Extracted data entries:

** BEGIN **

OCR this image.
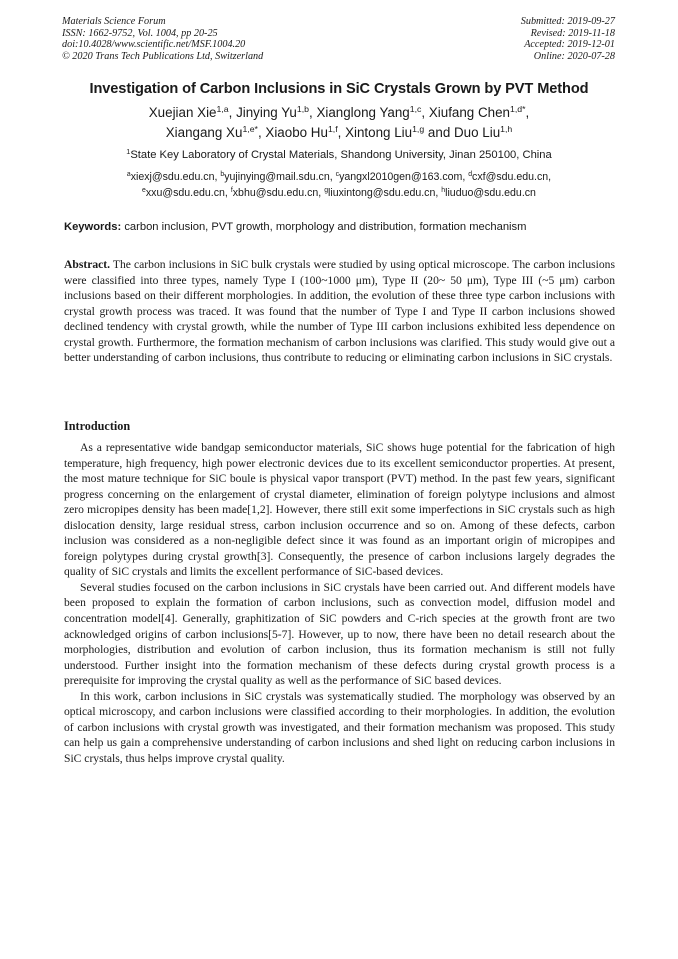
Materials Science Forum
ISSN: 1662-9752, Vol. 1004, pp 20-25
doi:10.4028/www.scientific.net/MSF.1004.20
© 2020 Trans Tech Publications Ltd, Switzerland
Submitted: 2019-09-27
Revised: 2019-11-18
Accepted: 2019-12-01
Online: 2020-07-28
Investigation of Carbon Inclusions in SiC Crystals Grown by PVT Method
Xuejian Xie$^{1,a}$, Jinying Yu$^{1,b}$, Xianglong Yang$^{1,c}$, Xiufang Chen$^{1,d*}$,
Xiangang $Xu^{1,e*}$, Xiaobo Hu$^{1,f}$, Xintong Liu$^{1,g}$ and Duo Liu$^{1,h}$
$^1$State Key Laboratory of Crystal Materials, Shandong University, Jinan 250100, China
$^a$xiexj@sdu.edu.cn, $^b$yujinying@mail.sdu.cn, $^c$yangxl2010gen@163.com, $^d$cxf@sdu.edu.cn,
$^e$xxu@sdu.edu.cn, $^f$xbhu@sdu.edu.cn, $^g$liuxintong@sdu.edu.cn, $^h$liuduo@sdu.edu.cn
Keywords: carbon inclusion, PVT growth, morphology and distribution, formation mechanism

Abstract. The carbon inclusions in SiC bulk crystals were studied by using optical microscope. The carbon inclusions were classified into three types, namely Type I (100~1000 μm), Type II (20~ 50 μm), Type III (~5 μm) carbon inclusions based on their different morphologies. In addition, the evolution of these three type carbon inclusions with crystal growth process was traced. It was found that the number of Type I and Type II carbon inclusions showed declined tendency with crystal growth, while the number of Type III carbon inclusions exhibited less dependence on crystal growth. Furthermore, the formation mechanism of carbon inclusions was clarified. This study would give out a better understanding of carbon inclusions, thus contribute to reducing or eliminating carbon inclusions in SiC crystals.

Introduction

As a representative wide bandgap semiconductor materials, SiC shows huge potential for the fabrication of high temperature, high frequency, high power electronic devices due to its excellent semiconductor properties. At present, the most mature technique for SiC boule is physical vapor transport (PVT) method. In the past few years, significant progress concerning on the enlargement of crystal diameter, elimination of foreign polytype inclusions and almost zero micropipes density has been made[1,2]. However, there still exit some imperfections in SiC crystals such as high dislocation density, large residual stress, carbon inclusion occurrence and so on. Among of these defects, carbon inclusion was considered as a non-negligible defect since it was found as an important origin of micropipes and foreign polytypes during crystal growth[3]. Consequently, the presence of carbon inclusions largely degrades the quality of SiC crystals and limits the excellent performance of SiC-based devices.

Several studies focused on the carbon inclusions in SiC crystals have been carried out. And different models have been proposed to explain the formation of carbon inclusions, such as convection model, diffusion model and concentration model[4]. Generally, graphitization of SiC powders and C-rich species at the growth front are two acknowledged origins of carbon inclusions[5-7]. However, up to now, there have been no detail research about the morphologies, distribution and evolution of carbon inclusion, thus its formation mechanism is still not fully understood. Further insight into the formation mechanism of these defects during crystal growth process is a prerequisite for improving the crystal quality as well as the performance of SiC based devices.

In this work, carbon inclusions in SiC crystals was systematically studied. The morphology was observed by an optical microscopy, and carbon inclusions were classified according to their morphologies. In addition, the evolution of carbon inclusions with crystal growth was investigated, and their formation mechanism was proposed. This study can help us gain a comprehensive understanding of carbon inclusions and shed light on reducing carbon inclusions in SiC crystals, thus helps improve crystal quality.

** END **

What is expected — Nothing in the entries above should change when they are printed again, except that the pictures are dropped.

Full response —
OCR this image.
Materials Science Forum
ISSN: 1662-9752, Vol. 1004, pp 20-25
doi:10.4028/www.scientific.net/MSF.1004.20
© 2020 Trans Tech Publications Ltd, Switzerland
Submitted: 2019-09-27
Revised: 2019-11-18
Accepted: 2019-12-01
Online: 2020-07-28
Investigation of Carbon Inclusions in SiC Crystals Grown by PVT Method
Xuejian Xie$^{1,a}$, Jinying Yu$^{1,b}$, Xianglong Yang$^{1,c}$, Xiufang Chen$^{1,d*}$,
Xiangang $Xu^{1,e*}$, Xiaobo Hu$^{1,f}$, Xintong Liu$^{1,g}$ and Duo Liu$^{1,h}$
$^1$State Key Laboratory of Crystal Materials, Shandong University, Jinan 250100, China
$^a$xiexj@sdu.edu.cn, $^b$yujinying@mail.sdu.cn, $^c$yangxl2010gen@163.com, $^d$cxf@sdu.edu.cn,
$^e$xxu@sdu.edu.cn, $^f$xbhu@sdu.edu.cn, $^g$liuxintong@sdu.edu.cn, $^h$liuduo@sdu.edu.cn
Keywords: carbon inclusion, PVT growth, morphology and distribution, formation mechanism

Abstract. The carbon inclusions in SiC bulk crystals were studied by using optical microscope. The carbon inclusions were classified into three types, namely Type I (100~1000 μm), Type II (20~ 50 μm), Type III (~5 μm) carbon inclusions based on their different morphologies. In addition, the evolution of these three type carbon inclusions with crystal growth process was traced. It was found that the number of Type I and Type II carbon inclusions showed declined tendency with crystal growth, while the number of Type III carbon inclusions exhibited less dependence on crystal growth. Furthermore, the formation mechanism of carbon inclusions was clarified. This study would give out a better understanding of carbon inclusions, thus contribute to reducing or eliminating carbon inclusions in SiC crystals.

Introduction

As a representative wide bandgap semiconductor materials, SiC shows huge potential for the fabrication of high temperature, high frequency, high power electronic devices due to its excellent semiconductor properties. At present, the most mature technique for SiC boule is physical vapor transport (PVT) method. In the past few years, significant progress concerning on the enlargement of crystal diameter, elimination of foreign polytype inclusions and almost zero micropipes density has been made[1,2]. However, there still exit some imperfections in SiC crystals such as high dislocation density, large residual stress, carbon inclusion occurrence and so on. Among of these defects, carbon inclusion was considered as a non-negligible defect since it was found as an important origin of micropipes and foreign polytypes during crystal growth[3]. Consequently, the presence of carbon inclusions largely degrades the quality of SiC crystals and limits the excellent performance of SiC-based devices.

Several studies focused on the carbon inclusions in SiC crystals have been carried out. And different models have been proposed to explain the formation of carbon inclusions, such as convection model, diffusion model and concentration model[4]. Generally, graphitization of SiC powders and C-rich species at the growth front are two acknowledged origins of carbon inclusions[5-7]. However, up to now, there have been no detail research about the morphologies, distribution and evolution of carbon inclusion, thus its formation mechanism is still not fully understood. Further insight into the formation mechanism of these defects during crystal growth process is a prerequisite for improving the crystal quality as well as the performance of SiC based devices.

In this work, carbon inclusions in SiC crystals was systematically studied. The morphology was observed by an optical microscopy, and carbon inclusions were classified according to their morphologies. In addition, the evolution of carbon inclusions with crystal growth was investigated, and their formation mechanism was proposed. This study can help us gain a comprehensive understanding of carbon inclusions and shed light on reducing carbon inclusions in SiC crystals, thus helps improve crystal quality.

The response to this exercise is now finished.